• _Written request_
Repeat each entry as written and leave the images out of the copy.

[Data excerpts]
** start **
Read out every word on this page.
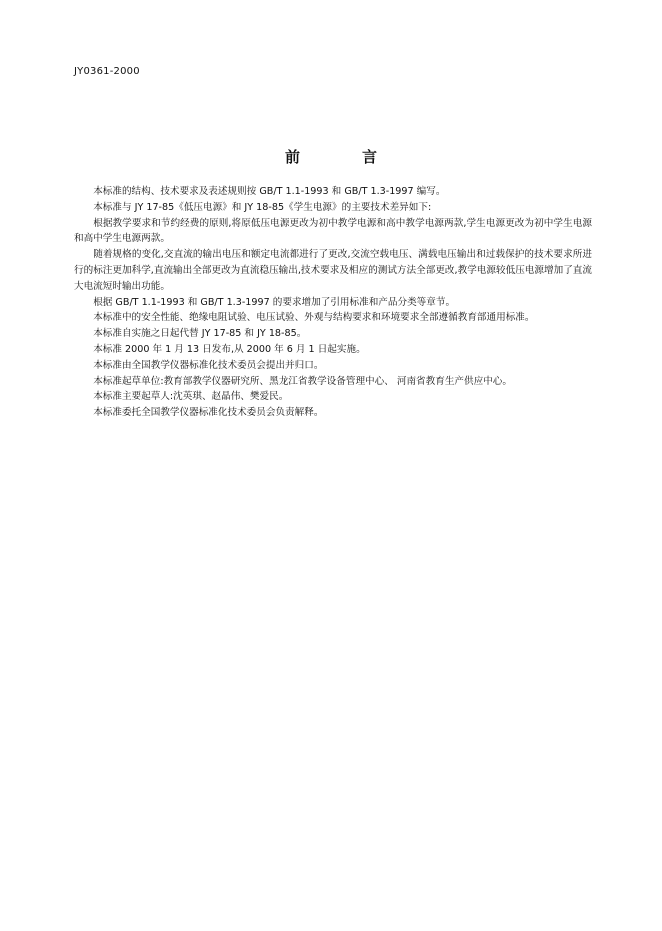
JY0361-2000
前	言

本标准的结构、技术要求及表述规则按 GB/T 1.1-1993 和 GB/T 1.3-1997 编写。

本标准与 JY 17-85《低压电源》和 JY 18-85《学生电源》的主要技术差异如下:

根据教学要求和节约经费的原则,将原低压电源更改为初中教学电源和高中教学电源两款,学生电源更改为初中学生电源和高中学生电源两款。

随着规格的变化,交直流的输出电压和额定电流都进行了更改,交流空载电压、满载电压输出和过载保护的技术要求所进行的标注更加科学,直流输出全部更改为直流稳压输出,技术要求及相应的测试方法全部更改,教学电源较低压电源增加了直流大电流短时输出功能。

根据 GB/T 1.1-1993 和 GB/T 1.3-1997 的要求增加了引用标准和产品分类等章节。

本标准中的安全性能、绝缘电阻试验、电压试验、外观与结构要求和环境要求全部遵循教育部通用标准。

本标准自实施之日起代替 JY 17-85 和 JY 18-85。

本标准 2000 年 1 月 13 日发布,从 2000 年 6 月 1 日起实施。

本标准由全国教学仪器标准化技术委员会提出并归口。

本标准起草单位:教育部教学仪器研究所、黑龙江省教学设备管理中心、 河南省教育生产供应中心。

本标准主要起草人:沈英琪、赵晶伟、樊爱民。

本标准委托全国教学仪器标准化技术委员会负责解释。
** end **
• _Answer in full_
Read out every word on this page.
JY0361-2000
前	言

本标准的结构、技术要求及表述规则按 GB/T 1.1-1993 和 GB/T 1.3-1997 编写。

本标准与 JY 17-85《低压电源》和 JY 18-85《学生电源》的主要技术差异如下:

根据教学要求和节约经费的原则,将原低压电源更改为初中教学电源和高中教学电源两款,学生电源更改为初中学生电源和高中学生电源两款。

随着规格的变化,交直流的输出电压和额定电流都进行了更改,交流空载电压、满载电压输出和过载保护的技术要求所进行的标注更加科学,直流输出全部更改为直流稳压输出,技术要求及相应的测试方法全部更改,教学电源较低压电源增加了直流大电流短时输出功能。

根据 GB/T 1.1-1993 和 GB/T 1.3-1997 的要求增加了引用标准和产品分类等章节。

本标准中的安全性能、绝缘电阻试验、电压试验、外观与结构要求和环境要求全部遵循教育部通用标准。

本标准自实施之日起代替 JY 17-85 和 JY 18-85。

本标准 2000 年 1 月 13 日发布,从 2000 年 6 月 1 日起实施。

本标准由全国教学仪器标准化技术委员会提出并归口。

本标准起草单位:教育部教学仪器研究所、黑龙江省教学设备管理中心、 河南省教育生产供应中心。

本标准主要起草人:沈英琪、赵晶伟、樊爱民。

本标准委托全国教学仪器标准化技术委员会负责解释。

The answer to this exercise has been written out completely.